▸ What is being asked: Could you write out the records below exactly as they appear, leaving out any pictures?

▸ Entries provided:
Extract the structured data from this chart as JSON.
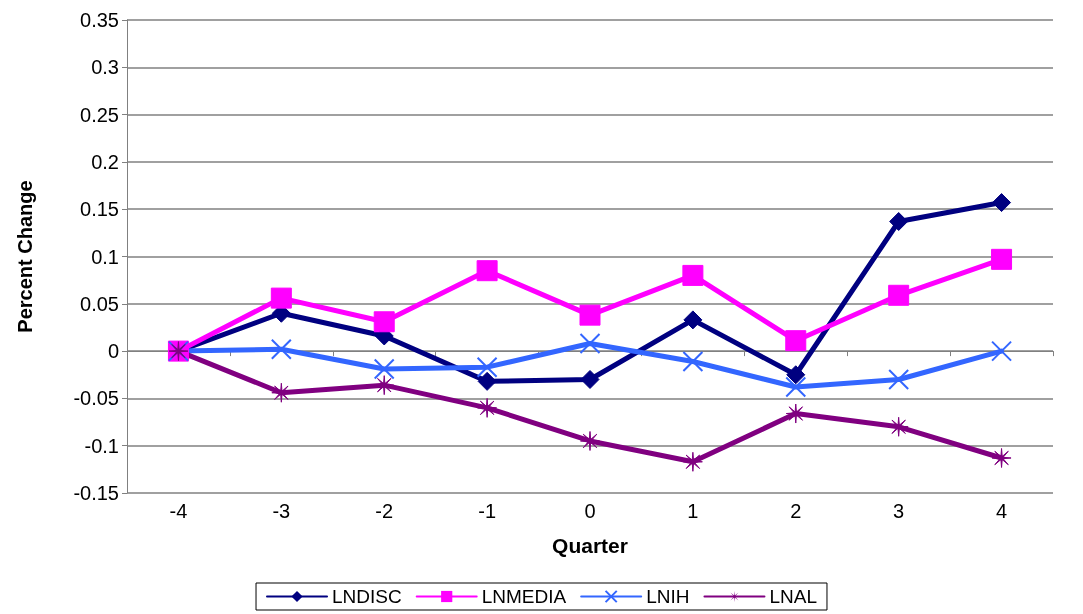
{
  "chart_data": {
    "type": "line",
    "xlabel": "Quarter",
    "ylabel": "Percent Change",
    "categories": [
      "-4",
      "-3",
      "-2",
      "-1",
      "0",
      "1",
      "2",
      "3",
      "4"
    ],
    "series": [
      {
        "name": "LNDISC",
        "color": "#000080",
        "marker": "diamond",
        "values": [
          0,
          0.04,
          0.016,
          -0.032,
          -0.03,
          0.033,
          -0.025,
          0.137,
          0.157
        ]
      },
      {
        "name": "LNMEDIA",
        "color": "#ff00ff",
        "marker": "square",
        "values": [
          0,
          0.056,
          0.031,
          0.085,
          0.038,
          0.08,
          0.011,
          0.059,
          0.097
        ]
      },
      {
        "name": "LNIH",
        "color": "#3366ff",
        "marker": "cross",
        "values": [
          0,
          0.002,
          -0.019,
          -0.017,
          0.008,
          -0.011,
          -0.038,
          -0.03,
          0
        ]
      },
      {
        "name": "LNAL",
        "color": "#800080",
        "marker": "star",
        "values": [
          0,
          -0.044,
          -0.036,
          -0.06,
          -0.095,
          -0.117,
          -0.066,
          -0.08,
          -0.113
        ]
      }
    ],
    "ylim": [
      -0.15,
      0.35
    ],
    "yticks": [
      -0.15,
      -0.1,
      -0.05,
      0,
      0.05,
      0.1,
      0.15,
      0.2,
      0.25,
      0.3,
      0.35
    ],
    "grid": "y",
    "legend": "bottom",
    "line_style": "solid"
  }
}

▸ Answer:
Extract the structured data from this chart as JSON.
{
  "chart_data": {
    "type": "line",
    "xlabel": "Quarter",
    "ylabel": "Percent Change",
    "categories": [
      "-4",
      "-3",
      "-2",
      "-1",
      "0",
      "1",
      "2",
      "3",
      "4"
    ],
    "series": [
      {
        "name": "LNDISC",
        "color": "#000080",
        "marker": "diamond",
        "values": [
          0,
          0.04,
          0.016,
          -0.032,
          -0.03,
          0.033,
          -0.025,
          0.137,
          0.157
        ]
      },
      {
        "name": "LNMEDIA",
        "color": "#ff00ff",
        "marker": "square",
        "values": [
          0,
          0.056,
          0.031,
          0.085,
          0.038,
          0.08,
          0.011,
          0.059,
          0.097
        ]
      },
      {
        "name": "LNIH",
        "color": "#3366ff",
        "marker": "cross",
        "values": [
          0,
          0.002,
          -0.019,
          -0.017,
          0.008,
          -0.011,
          -0.038,
          -0.03,
          0
        ]
      },
      {
        "name": "LNAL",
        "color": "#800080",
        "marker": "star",
        "values": [
          0,
          -0.044,
          -0.036,
          -0.06,
          -0.095,
          -0.117,
          -0.066,
          -0.08,
          -0.113
        ]
      }
    ],
    "ylim": [
      -0.15,
      0.35
    ],
    "yticks": [
      -0.15,
      -0.1,
      -0.05,
      0,
      0.05,
      0.1,
      0.15,
      0.2,
      0.25,
      0.3,
      0.35
    ],
    "grid": "y",
    "legend": "bottom",
    "line_style": "solid"
  }
}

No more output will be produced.